- [EXERCISE DATA]
:::
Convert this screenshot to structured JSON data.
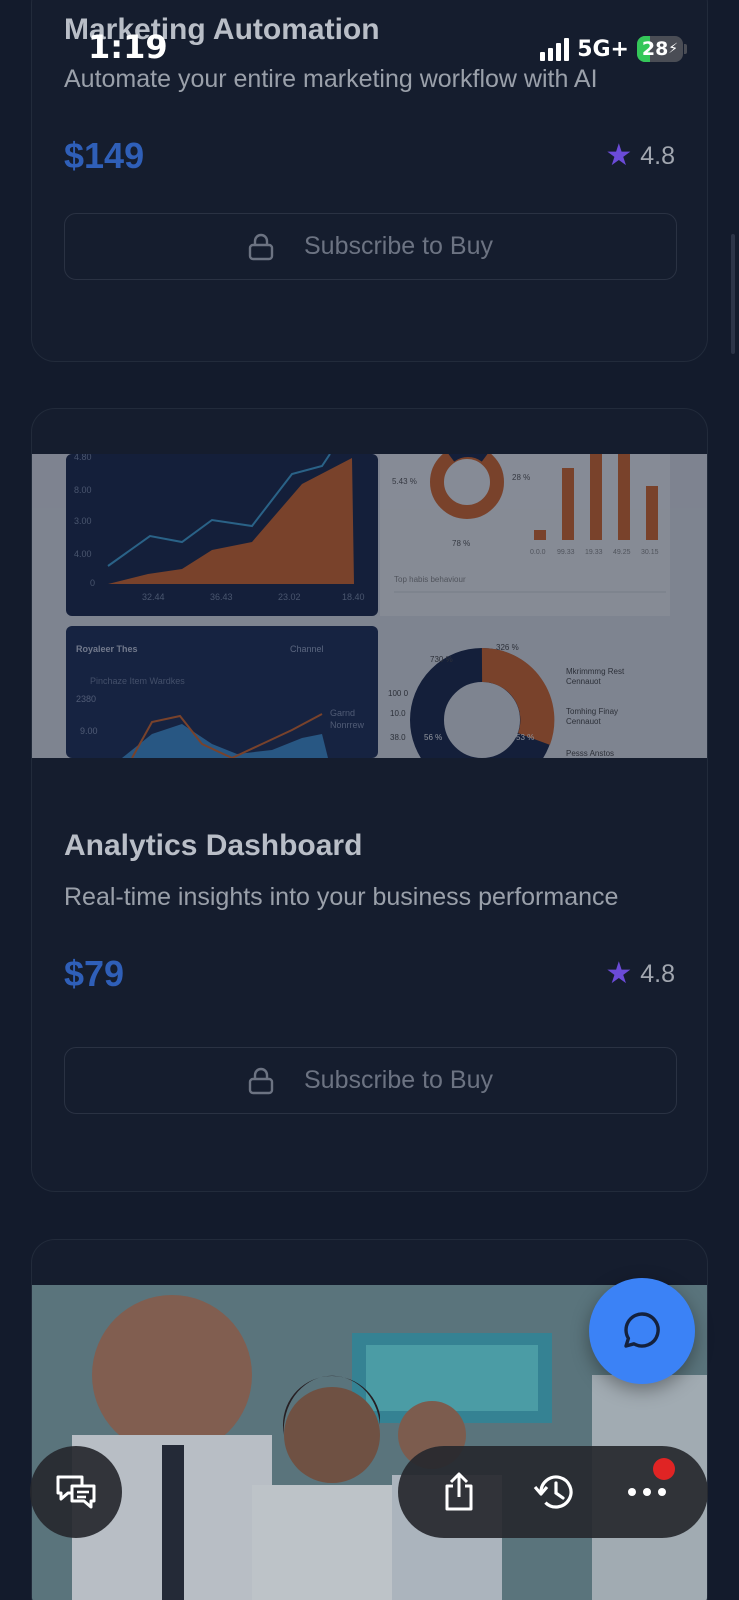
{
  "status_bar": {
    "time": "1:19",
    "network": "5G+",
    "battery": "28",
    "battery_level": 0.28
  },
  "products": [
    {
      "title": "Marketing Automation",
      "description": "Automate your entire marketing workflow with AI",
      "price": "$149",
      "rating": "4.8",
      "button_label": "Subscribe to Buy"
    },
    {
      "title": "Analytics Dashboard",
      "description": "Real-time insights into your business performance",
      "price": "$79",
      "rating": "4.8",
      "button_label": "Subscribe to Buy",
      "image_labels": {
        "y_ticks": [
          "4.80",
          "8.00",
          "3.00",
          "4.00",
          "0"
        ],
        "x_ticks": [
          "32.44",
          "36.43",
          "23.02",
          "18.40"
        ],
        "donut_top_left": "5.43 %",
        "donut_top_right": "28 %",
        "donut_top_bottom": "78 %",
        "bar_ticks": [
          "0.0.0",
          "99.33",
          "19.33",
          "49.25",
          "30.15"
        ],
        "panel_caption": "Top habis behaviour",
        "panel2_title": "Royaleer Thes",
        "panel2_button": "Channel",
        "panel2_sub": "Pinchaze Item Wardkes",
        "panel2_y": [
          "2380",
          "9.00"
        ],
        "panel2_legend": [
          "Garnd",
          "Nonrrew"
        ],
        "donut2_top": "326 %",
        "donut2_left": "730 %",
        "donut2_ticks": [
          "100 0",
          "10.0",
          "38.0"
        ],
        "donut2_inner_left": "56 %",
        "donut2_inner_right": "53 %",
        "donut2_legend": [
          "Mkrimmmg Rest",
          "Cennauot",
          "Tomhing Finay",
          "Cennauot",
          "Pesss Anstos"
        ]
      }
    },
    {
      "image": "customer-service-team"
    }
  ],
  "icons": {
    "lock": "lock-icon",
    "star": "star-icon",
    "chat": "chat-bubble-icon",
    "messages": "messages-icon",
    "share": "share-icon",
    "history": "history-icon",
    "more": "more-icon"
  },
  "colors": {
    "background": "#131b2c",
    "price": "#2f5fb8",
    "star": "#6b4bd8",
    "fab": "#3b82f6",
    "notification": "#e02424"
  }
}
:::
- [TASK DIRECTIONS] Look through the data and show every line containing "your".

- [ANSWER IN FULL]
      "description": "Automate your entire marketing workflow with AI",
      "description": "Real-time insights into your business performance",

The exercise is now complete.